═══ DATA SHOWN

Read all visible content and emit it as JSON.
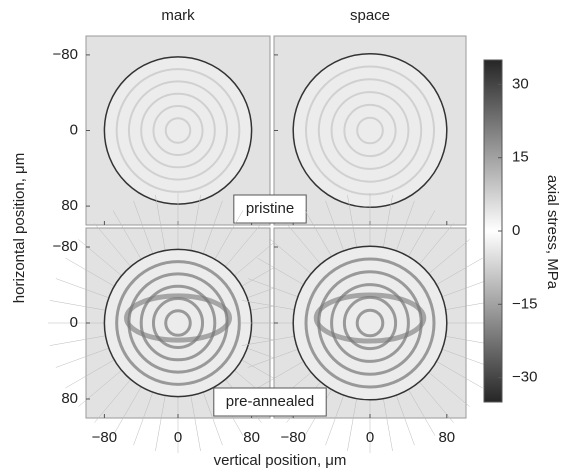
{
  "chart_data": {
    "type": "heatmap",
    "columns": [
      "mark",
      "space"
    ],
    "rows": [
      "pristine",
      "pre-annealed"
    ],
    "xlabel": "vertical position, μm",
    "ylabel": "horizontal position, μm",
    "xlim": [
      -100,
      100
    ],
    "ylim": [
      -100,
      100
    ],
    "xticks": [
      {
        "value": -80,
        "label": "−80"
      },
      0,
      80
    ],
    "yticks": [
      {
        "value": -80,
        "label": "−80"
      },
      0,
      80
    ],
    "colorbar": {
      "label": "axial stress, MPa",
      "clim": [
        -35,
        35
      ],
      "ticks": [
        30,
        15,
        0,
        {
          "value": -15,
          "label": "−15"
        },
        {
          "value": -30,
          "label": "−30"
        }
      ],
      "colors": [
        "#262626",
        "#ffffff",
        "#262626"
      ]
    }
  }
}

══════

(DIRECTION)
Give an exact reproduction of every line, leaving out any picture.

(OUTPUT OF THE EXERCISE)
Read all visible content and emit it as JSON.
{
  "chart_data": {
    "type": "heatmap",
    "columns": [
      "mark",
      "space"
    ],
    "rows": [
      "pristine",
      "pre-annealed"
    ],
    "xlabel": "vertical position, μm",
    "ylabel": "horizontal position, μm",
    "xlim": [
      -100,
      100
    ],
    "ylim": [
      -100,
      100
    ],
    "xticks": [
      {
        "value": -80,
        "label": "−80"
      },
      0,
      80
    ],
    "yticks": [
      {
        "value": -80,
        "label": "−80"
      },
      0,
      80
    ],
    "colorbar": {
      "label": "axial stress, MPa",
      "clim": [
        -35,
        35
      ],
      "ticks": [
        30,
        15,
        0,
        {
          "value": -15,
          "label": "−15"
        },
        {
          "value": -30,
          "label": "−30"
        }
      ],
      "colors": [
        "#262626",
        "#ffffff",
        "#262626"
      ]
    }
  }
}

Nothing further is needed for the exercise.